_EXERCISE GOAL:_
Find the word "this" in the listing; pull out each line holding it.
══ EXTRACTED ENTRIES
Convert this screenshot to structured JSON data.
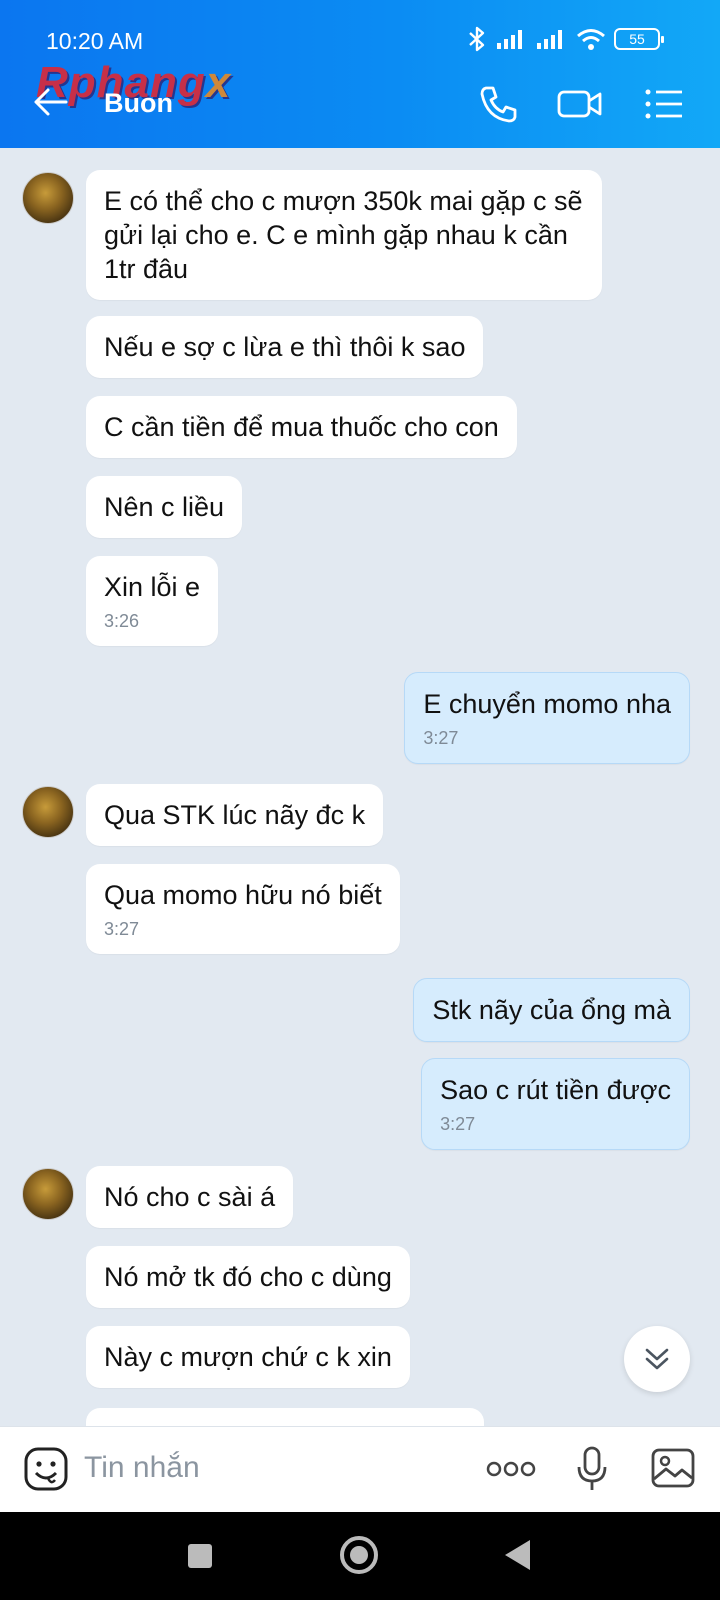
{
  "status_bar": {
    "time": "10:20 AM",
    "battery": "55"
  },
  "watermark": {
    "main": "Rphang",
    "x": "x"
  },
  "header": {
    "title": "Buon"
  },
  "messages": [
    {
      "from": "them",
      "text": "E có thể cho c mượn 350k mai gặp c sẽ gửi lại cho e. C e mình gặp nhau k cần 1tr đâu"
    },
    {
      "from": "them",
      "text": "Nếu e sợ c lừa e thì thôi k sao"
    },
    {
      "from": "them",
      "text": "C cần tiền để mua thuốc cho con"
    },
    {
      "from": "them",
      "text": "Nên c liều"
    },
    {
      "from": "them",
      "text": "Xin lỗi e",
      "time": "3:26"
    },
    {
      "from": "me",
      "text": "E chuyển momo nha",
      "time": "3:27"
    },
    {
      "from": "them",
      "text": "Qua STK lúc nãy đc k"
    },
    {
      "from": "them",
      "text": "Qua momo hữu nó biết",
      "time": "3:27"
    },
    {
      "from": "me",
      "text": "Stk nãy của ổng mà"
    },
    {
      "from": "me",
      "text": "Sao c rút tiền được",
      "time": "3:27"
    },
    {
      "from": "them",
      "text": "Nó cho c sài á"
    },
    {
      "from": "them",
      "text": "Nó mở tk đó cho c dùng"
    },
    {
      "from": "them",
      "text": "Này c mượn chứ c k xin"
    }
  ],
  "composer": {
    "placeholder": "Tin nhắn"
  },
  "colors": {
    "header_start": "#0b76f0",
    "header_end": "#12a8f7",
    "my_bubble": "#d6ecfd",
    "background": "#e2e9f1"
  }
}
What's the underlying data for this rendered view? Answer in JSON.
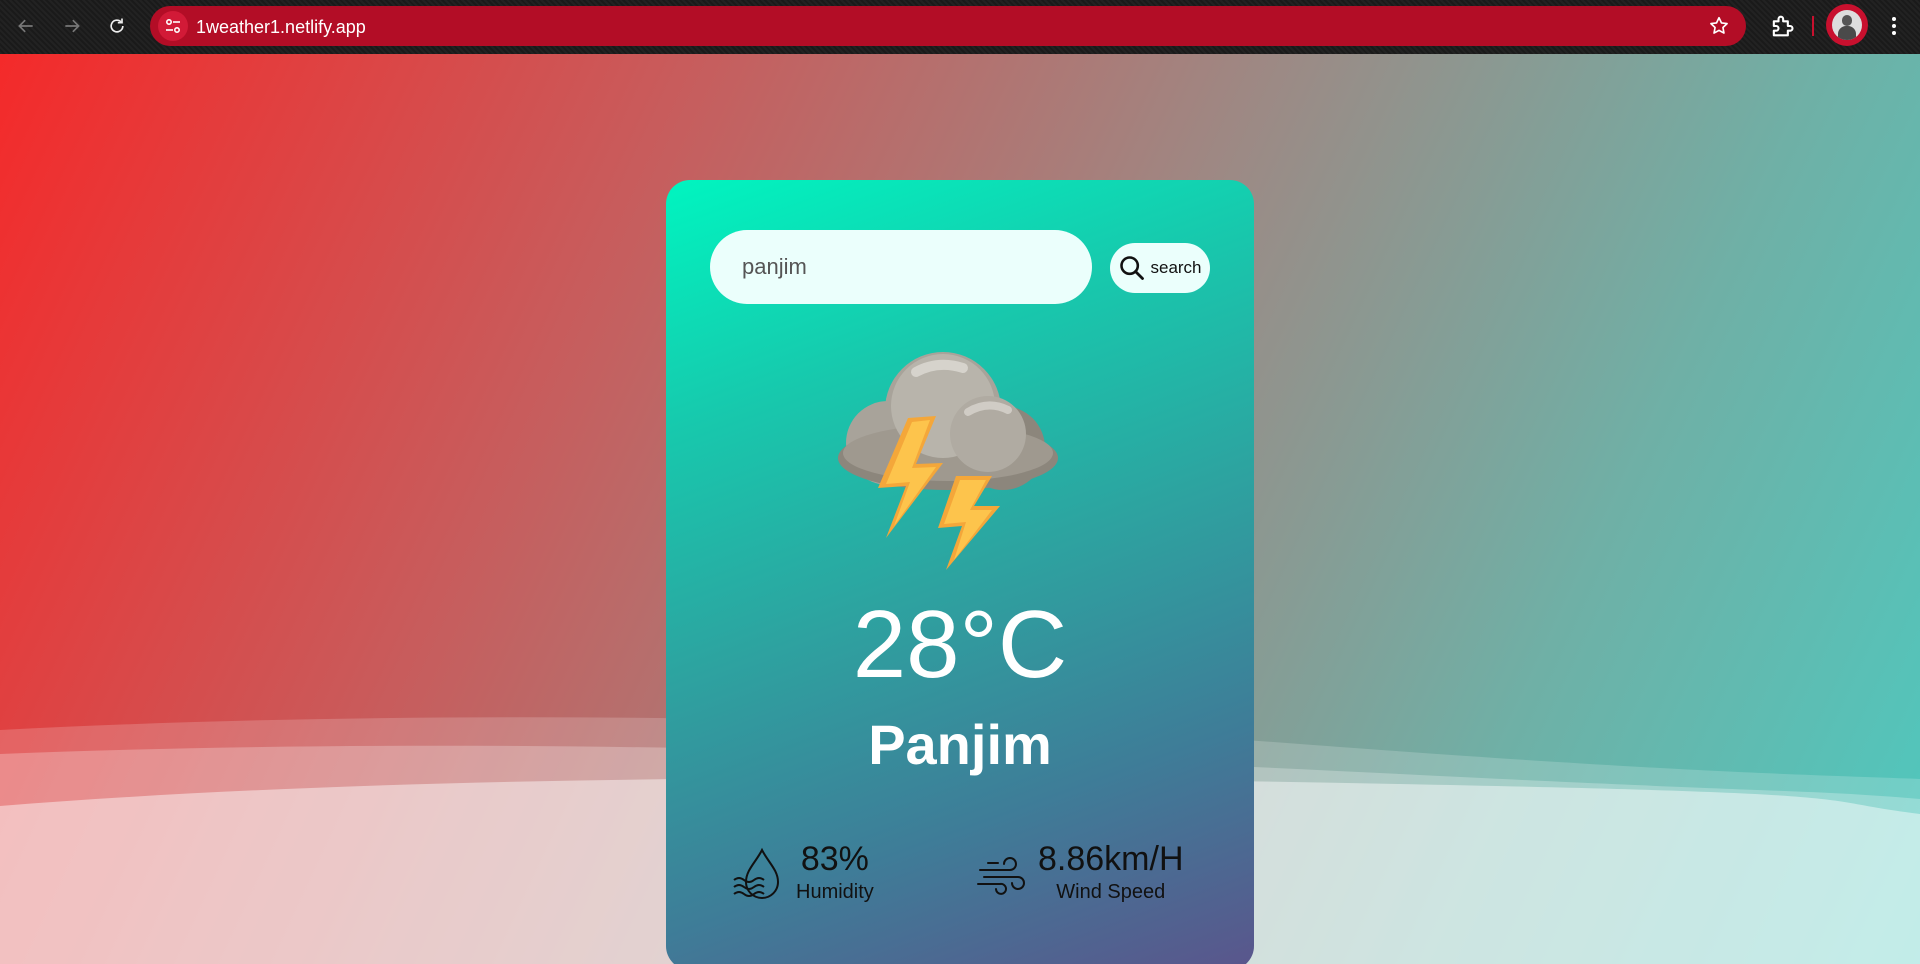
{
  "browser": {
    "url": "1weather1.netlify.app",
    "accent": "#b30d26"
  },
  "search": {
    "value": "panjim",
    "button_label": "search"
  },
  "weather": {
    "icon": "thunderstorm-icon",
    "temperature": "28°C",
    "city": "Panjim",
    "humidity_value": "83%",
    "humidity_label": "Humidity",
    "wind_value": "8.86km/H",
    "wind_label": "Wind Speed"
  }
}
════
_EXERCISE RESPONSE:_
Convert this screenshot to structured JSON data.
What's the underlying data for this rendered view? Answer in JSON.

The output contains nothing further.